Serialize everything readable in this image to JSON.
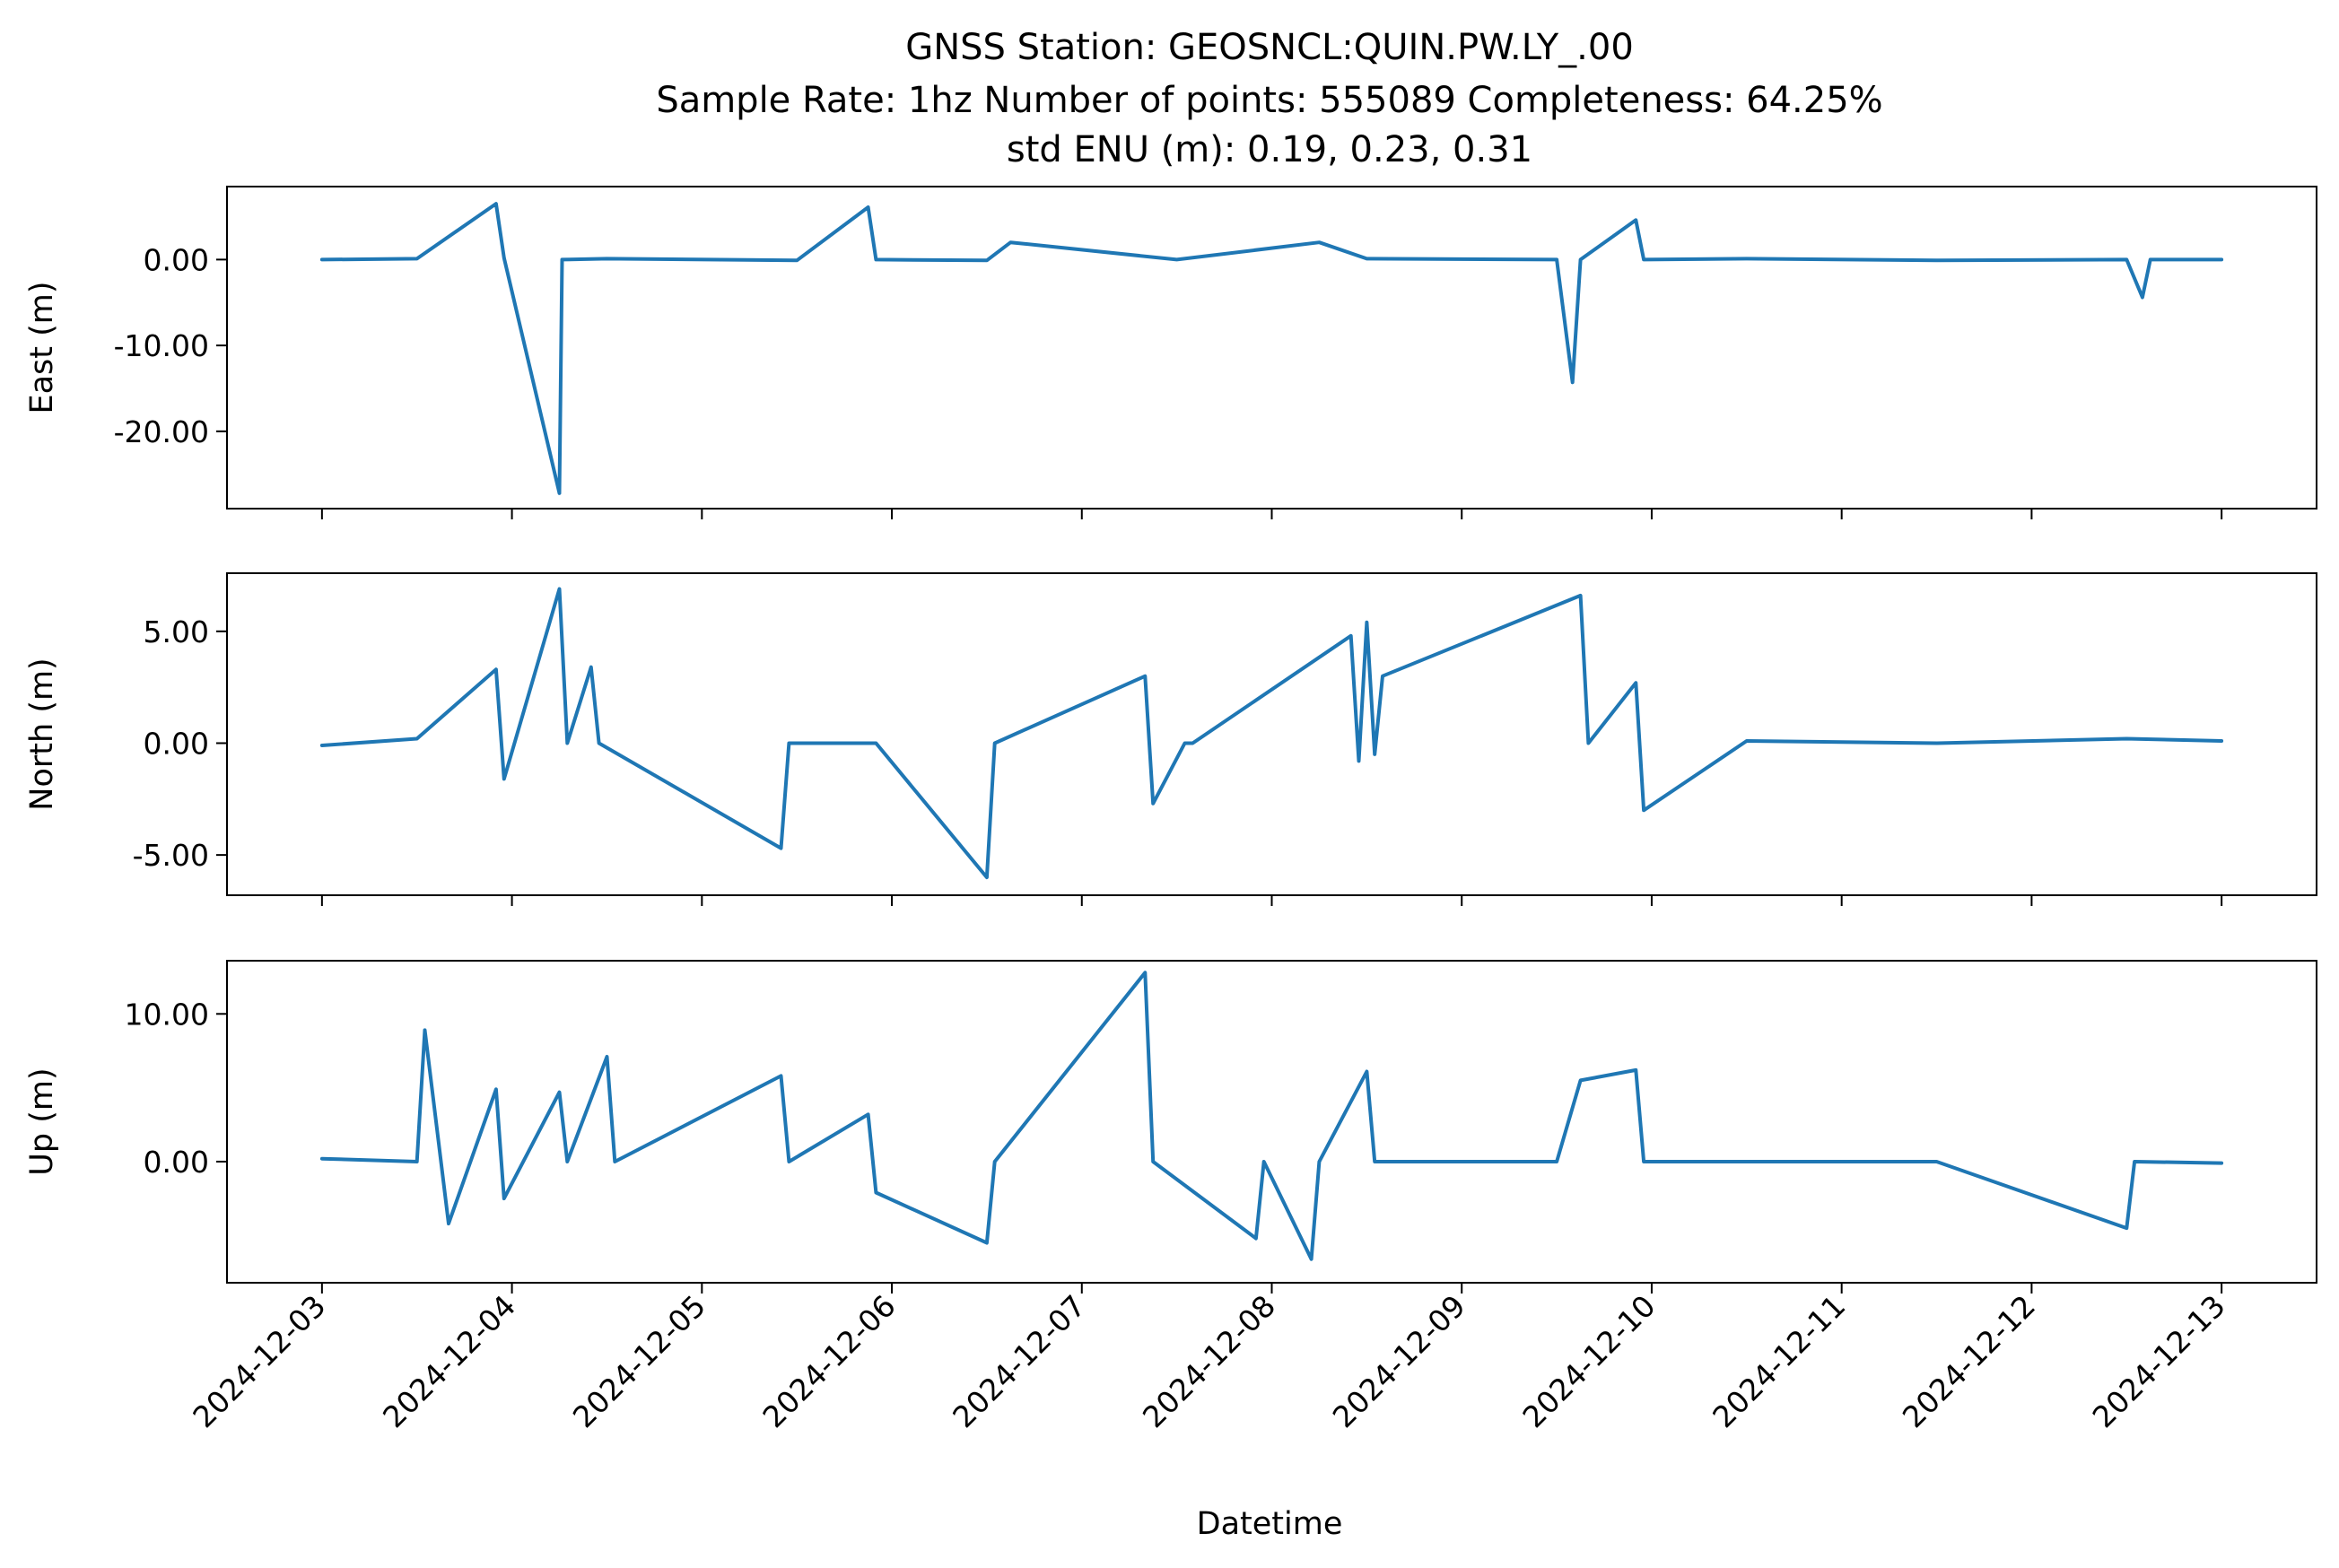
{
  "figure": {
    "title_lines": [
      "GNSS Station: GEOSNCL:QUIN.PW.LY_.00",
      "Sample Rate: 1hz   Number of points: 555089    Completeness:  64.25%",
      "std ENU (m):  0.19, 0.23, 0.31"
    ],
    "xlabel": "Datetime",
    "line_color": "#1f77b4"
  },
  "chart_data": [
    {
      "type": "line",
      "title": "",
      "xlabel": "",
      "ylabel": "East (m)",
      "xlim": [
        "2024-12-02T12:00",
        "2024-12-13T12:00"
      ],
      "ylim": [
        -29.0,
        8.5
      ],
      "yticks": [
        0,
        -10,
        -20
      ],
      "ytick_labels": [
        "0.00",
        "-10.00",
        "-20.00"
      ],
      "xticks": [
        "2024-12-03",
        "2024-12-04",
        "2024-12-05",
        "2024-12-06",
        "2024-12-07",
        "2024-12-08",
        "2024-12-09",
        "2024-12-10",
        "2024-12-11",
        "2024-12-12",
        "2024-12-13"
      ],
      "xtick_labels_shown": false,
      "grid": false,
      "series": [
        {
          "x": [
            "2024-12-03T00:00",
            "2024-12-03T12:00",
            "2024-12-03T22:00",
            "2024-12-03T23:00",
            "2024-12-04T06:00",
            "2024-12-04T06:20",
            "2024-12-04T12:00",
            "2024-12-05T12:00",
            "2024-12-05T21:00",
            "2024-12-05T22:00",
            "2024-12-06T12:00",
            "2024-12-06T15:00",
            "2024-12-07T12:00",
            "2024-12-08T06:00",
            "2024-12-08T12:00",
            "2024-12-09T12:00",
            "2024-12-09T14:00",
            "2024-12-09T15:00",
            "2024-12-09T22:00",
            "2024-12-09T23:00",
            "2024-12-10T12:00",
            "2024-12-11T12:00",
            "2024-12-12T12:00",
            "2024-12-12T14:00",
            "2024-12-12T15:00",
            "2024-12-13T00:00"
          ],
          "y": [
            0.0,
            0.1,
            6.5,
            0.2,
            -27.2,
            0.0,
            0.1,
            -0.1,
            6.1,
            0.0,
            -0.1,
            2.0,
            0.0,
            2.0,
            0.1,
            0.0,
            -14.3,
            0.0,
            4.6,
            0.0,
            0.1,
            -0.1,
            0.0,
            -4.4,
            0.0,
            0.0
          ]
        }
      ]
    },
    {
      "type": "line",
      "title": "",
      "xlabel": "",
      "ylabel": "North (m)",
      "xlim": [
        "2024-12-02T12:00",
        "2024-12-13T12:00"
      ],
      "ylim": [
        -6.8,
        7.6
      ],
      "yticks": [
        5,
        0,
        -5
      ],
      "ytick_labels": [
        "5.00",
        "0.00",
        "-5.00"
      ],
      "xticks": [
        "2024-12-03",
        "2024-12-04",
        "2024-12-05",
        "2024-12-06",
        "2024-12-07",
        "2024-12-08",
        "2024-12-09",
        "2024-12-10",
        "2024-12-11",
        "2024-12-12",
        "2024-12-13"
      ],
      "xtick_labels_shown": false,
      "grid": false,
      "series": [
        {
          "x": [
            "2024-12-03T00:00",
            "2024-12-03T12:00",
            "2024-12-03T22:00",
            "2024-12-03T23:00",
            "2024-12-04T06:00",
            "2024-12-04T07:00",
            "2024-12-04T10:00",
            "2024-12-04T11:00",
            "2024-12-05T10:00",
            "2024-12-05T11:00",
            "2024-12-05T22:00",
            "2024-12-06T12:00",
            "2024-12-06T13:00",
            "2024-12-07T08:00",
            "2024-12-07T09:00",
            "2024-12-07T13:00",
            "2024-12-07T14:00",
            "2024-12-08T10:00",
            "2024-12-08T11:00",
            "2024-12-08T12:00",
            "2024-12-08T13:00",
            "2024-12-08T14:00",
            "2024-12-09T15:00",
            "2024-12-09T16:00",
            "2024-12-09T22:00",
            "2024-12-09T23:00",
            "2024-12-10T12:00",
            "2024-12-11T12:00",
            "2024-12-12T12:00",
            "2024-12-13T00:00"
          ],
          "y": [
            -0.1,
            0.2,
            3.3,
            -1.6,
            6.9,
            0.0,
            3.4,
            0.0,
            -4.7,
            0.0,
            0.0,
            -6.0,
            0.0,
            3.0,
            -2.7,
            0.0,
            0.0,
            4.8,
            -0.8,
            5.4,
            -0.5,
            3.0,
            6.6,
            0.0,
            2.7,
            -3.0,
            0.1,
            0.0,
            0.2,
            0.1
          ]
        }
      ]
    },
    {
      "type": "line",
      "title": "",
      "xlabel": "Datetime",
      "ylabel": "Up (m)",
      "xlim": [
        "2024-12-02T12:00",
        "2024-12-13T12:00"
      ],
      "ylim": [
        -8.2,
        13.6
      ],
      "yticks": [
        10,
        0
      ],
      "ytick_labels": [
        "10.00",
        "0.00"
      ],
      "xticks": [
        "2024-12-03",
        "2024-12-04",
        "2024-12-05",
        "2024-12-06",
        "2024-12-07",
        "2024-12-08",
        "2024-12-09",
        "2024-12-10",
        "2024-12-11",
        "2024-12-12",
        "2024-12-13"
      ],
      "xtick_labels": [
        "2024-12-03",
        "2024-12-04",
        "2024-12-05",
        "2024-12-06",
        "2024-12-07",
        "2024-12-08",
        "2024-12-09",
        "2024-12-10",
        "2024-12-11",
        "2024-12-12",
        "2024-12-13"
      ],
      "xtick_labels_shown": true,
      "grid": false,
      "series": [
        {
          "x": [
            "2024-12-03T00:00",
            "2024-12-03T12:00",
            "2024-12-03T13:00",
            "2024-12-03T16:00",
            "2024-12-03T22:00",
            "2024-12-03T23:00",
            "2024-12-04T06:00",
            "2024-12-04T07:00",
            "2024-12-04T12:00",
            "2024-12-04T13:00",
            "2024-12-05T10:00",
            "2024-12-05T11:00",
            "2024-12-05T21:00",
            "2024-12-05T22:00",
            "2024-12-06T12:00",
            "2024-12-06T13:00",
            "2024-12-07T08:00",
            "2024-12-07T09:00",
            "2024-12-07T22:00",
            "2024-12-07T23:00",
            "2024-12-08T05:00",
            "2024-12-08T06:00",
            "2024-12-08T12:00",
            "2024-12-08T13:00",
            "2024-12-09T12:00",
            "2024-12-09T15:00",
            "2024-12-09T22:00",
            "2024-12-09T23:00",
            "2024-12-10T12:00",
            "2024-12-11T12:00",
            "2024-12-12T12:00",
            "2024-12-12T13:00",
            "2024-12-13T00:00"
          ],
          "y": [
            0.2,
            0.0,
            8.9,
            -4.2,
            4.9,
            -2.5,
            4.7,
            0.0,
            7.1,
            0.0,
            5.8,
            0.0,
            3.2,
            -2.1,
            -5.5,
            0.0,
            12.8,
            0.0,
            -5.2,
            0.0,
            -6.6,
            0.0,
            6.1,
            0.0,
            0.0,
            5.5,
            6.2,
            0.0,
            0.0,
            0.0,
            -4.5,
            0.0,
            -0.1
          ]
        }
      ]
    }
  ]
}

· · · ·

▶ [Problem to work on]: All of the records need repeating exactly, except for the pictures.

▶ [Response to this task]:
Serialize everything readable in this image to JSON.
{
  "figure": {
    "title_lines": [
      "GNSS Station: GEOSNCL:QUIN.PW.LY_.00",
      "Sample Rate: 1hz   Number of points: 555089    Completeness:  64.25%",
      "std ENU (m):  0.19, 0.23, 0.31"
    ],
    "xlabel": "Datetime",
    "line_color": "#1f77b4"
  },
  "chart_data": [
    {
      "type": "line",
      "title": "",
      "xlabel": "",
      "ylabel": "East (m)",
      "xlim": [
        "2024-12-02T12:00",
        "2024-12-13T12:00"
      ],
      "ylim": [
        -29.0,
        8.5
      ],
      "yticks": [
        0,
        -10,
        -20
      ],
      "ytick_labels": [
        "0.00",
        "-10.00",
        "-20.00"
      ],
      "xticks": [
        "2024-12-03",
        "2024-12-04",
        "2024-12-05",
        "2024-12-06",
        "2024-12-07",
        "2024-12-08",
        "2024-12-09",
        "2024-12-10",
        "2024-12-11",
        "2024-12-12",
        "2024-12-13"
      ],
      "xtick_labels_shown": false,
      "grid": false,
      "series": [
        {
          "x": [
            "2024-12-03T00:00",
            "2024-12-03T12:00",
            "2024-12-03T22:00",
            "2024-12-03T23:00",
            "2024-12-04T06:00",
            "2024-12-04T06:20",
            "2024-12-04T12:00",
            "2024-12-05T12:00",
            "2024-12-05T21:00",
            "2024-12-05T22:00",
            "2024-12-06T12:00",
            "2024-12-06T15:00",
            "2024-12-07T12:00",
            "2024-12-08T06:00",
            "2024-12-08T12:00",
            "2024-12-09T12:00",
            "2024-12-09T14:00",
            "2024-12-09T15:00",
            "2024-12-09T22:00",
            "2024-12-09T23:00",
            "2024-12-10T12:00",
            "2024-12-11T12:00",
            "2024-12-12T12:00",
            "2024-12-12T14:00",
            "2024-12-12T15:00",
            "2024-12-13T00:00"
          ],
          "y": [
            0.0,
            0.1,
            6.5,
            0.2,
            -27.2,
            0.0,
            0.1,
            -0.1,
            6.1,
            0.0,
            -0.1,
            2.0,
            0.0,
            2.0,
            0.1,
            0.0,
            -14.3,
            0.0,
            4.6,
            0.0,
            0.1,
            -0.1,
            0.0,
            -4.4,
            0.0,
            0.0
          ]
        }
      ]
    },
    {
      "type": "line",
      "title": "",
      "xlabel": "",
      "ylabel": "North (m)",
      "xlim": [
        "2024-12-02T12:00",
        "2024-12-13T12:00"
      ],
      "ylim": [
        -6.8,
        7.6
      ],
      "yticks": [
        5,
        0,
        -5
      ],
      "ytick_labels": [
        "5.00",
        "0.00",
        "-5.00"
      ],
      "xticks": [
        "2024-12-03",
        "2024-12-04",
        "2024-12-05",
        "2024-12-06",
        "2024-12-07",
        "2024-12-08",
        "2024-12-09",
        "2024-12-10",
        "2024-12-11",
        "2024-12-12",
        "2024-12-13"
      ],
      "xtick_labels_shown": false,
      "grid": false,
      "series": [
        {
          "x": [
            "2024-12-03T00:00",
            "2024-12-03T12:00",
            "2024-12-03T22:00",
            "2024-12-03T23:00",
            "2024-12-04T06:00",
            "2024-12-04T07:00",
            "2024-12-04T10:00",
            "2024-12-04T11:00",
            "2024-12-05T10:00",
            "2024-12-05T11:00",
            "2024-12-05T22:00",
            "2024-12-06T12:00",
            "2024-12-06T13:00",
            "2024-12-07T08:00",
            "2024-12-07T09:00",
            "2024-12-07T13:00",
            "2024-12-07T14:00",
            "2024-12-08T10:00",
            "2024-12-08T11:00",
            "2024-12-08T12:00",
            "2024-12-08T13:00",
            "2024-12-08T14:00",
            "2024-12-09T15:00",
            "2024-12-09T16:00",
            "2024-12-09T22:00",
            "2024-12-09T23:00",
            "2024-12-10T12:00",
            "2024-12-11T12:00",
            "2024-12-12T12:00",
            "2024-12-13T00:00"
          ],
          "y": [
            -0.1,
            0.2,
            3.3,
            -1.6,
            6.9,
            0.0,
            3.4,
            0.0,
            -4.7,
            0.0,
            0.0,
            -6.0,
            0.0,
            3.0,
            -2.7,
            0.0,
            0.0,
            4.8,
            -0.8,
            5.4,
            -0.5,
            3.0,
            6.6,
            0.0,
            2.7,
            -3.0,
            0.1,
            0.0,
            0.2,
            0.1
          ]
        }
      ]
    },
    {
      "type": "line",
      "title": "",
      "xlabel": "Datetime",
      "ylabel": "Up (m)",
      "xlim": [
        "2024-12-02T12:00",
        "2024-12-13T12:00"
      ],
      "ylim": [
        -8.2,
        13.6
      ],
      "yticks": [
        10,
        0
      ],
      "ytick_labels": [
        "10.00",
        "0.00"
      ],
      "xticks": [
        "2024-12-03",
        "2024-12-04",
        "2024-12-05",
        "2024-12-06",
        "2024-12-07",
        "2024-12-08",
        "2024-12-09",
        "2024-12-10",
        "2024-12-11",
        "2024-12-12",
        "2024-12-13"
      ],
      "xtick_labels": [
        "2024-12-03",
        "2024-12-04",
        "2024-12-05",
        "2024-12-06",
        "2024-12-07",
        "2024-12-08",
        "2024-12-09",
        "2024-12-10",
        "2024-12-11",
        "2024-12-12",
        "2024-12-13"
      ],
      "xtick_labels_shown": true,
      "grid": false,
      "series": [
        {
          "x": [
            "2024-12-03T00:00",
            "2024-12-03T12:00",
            "2024-12-03T13:00",
            "2024-12-03T16:00",
            "2024-12-03T22:00",
            "2024-12-03T23:00",
            "2024-12-04T06:00",
            "2024-12-04T07:00",
            "2024-12-04T12:00",
            "2024-12-04T13:00",
            "2024-12-05T10:00",
            "2024-12-05T11:00",
            "2024-12-05T21:00",
            "2024-12-05T22:00",
            "2024-12-06T12:00",
            "2024-12-06T13:00",
            "2024-12-07T08:00",
            "2024-12-07T09:00",
            "2024-12-07T22:00",
            "2024-12-07T23:00",
            "2024-12-08T05:00",
            "2024-12-08T06:00",
            "2024-12-08T12:00",
            "2024-12-08T13:00",
            "2024-12-09T12:00",
            "2024-12-09T15:00",
            "2024-12-09T22:00",
            "2024-12-09T23:00",
            "2024-12-10T12:00",
            "2024-12-11T12:00",
            "2024-12-12T12:00",
            "2024-12-12T13:00",
            "2024-12-13T00:00"
          ],
          "y": [
            0.2,
            0.0,
            8.9,
            -4.2,
            4.9,
            -2.5,
            4.7,
            0.0,
            7.1,
            0.0,
            5.8,
            0.0,
            3.2,
            -2.1,
            -5.5,
            0.0,
            12.8,
            0.0,
            -5.2,
            0.0,
            -6.6,
            0.0,
            6.1,
            0.0,
            0.0,
            5.5,
            6.2,
            0.0,
            0.0,
            0.0,
            -4.5,
            0.0,
            -0.1
          ]
        }
      ]
    }
  ]
}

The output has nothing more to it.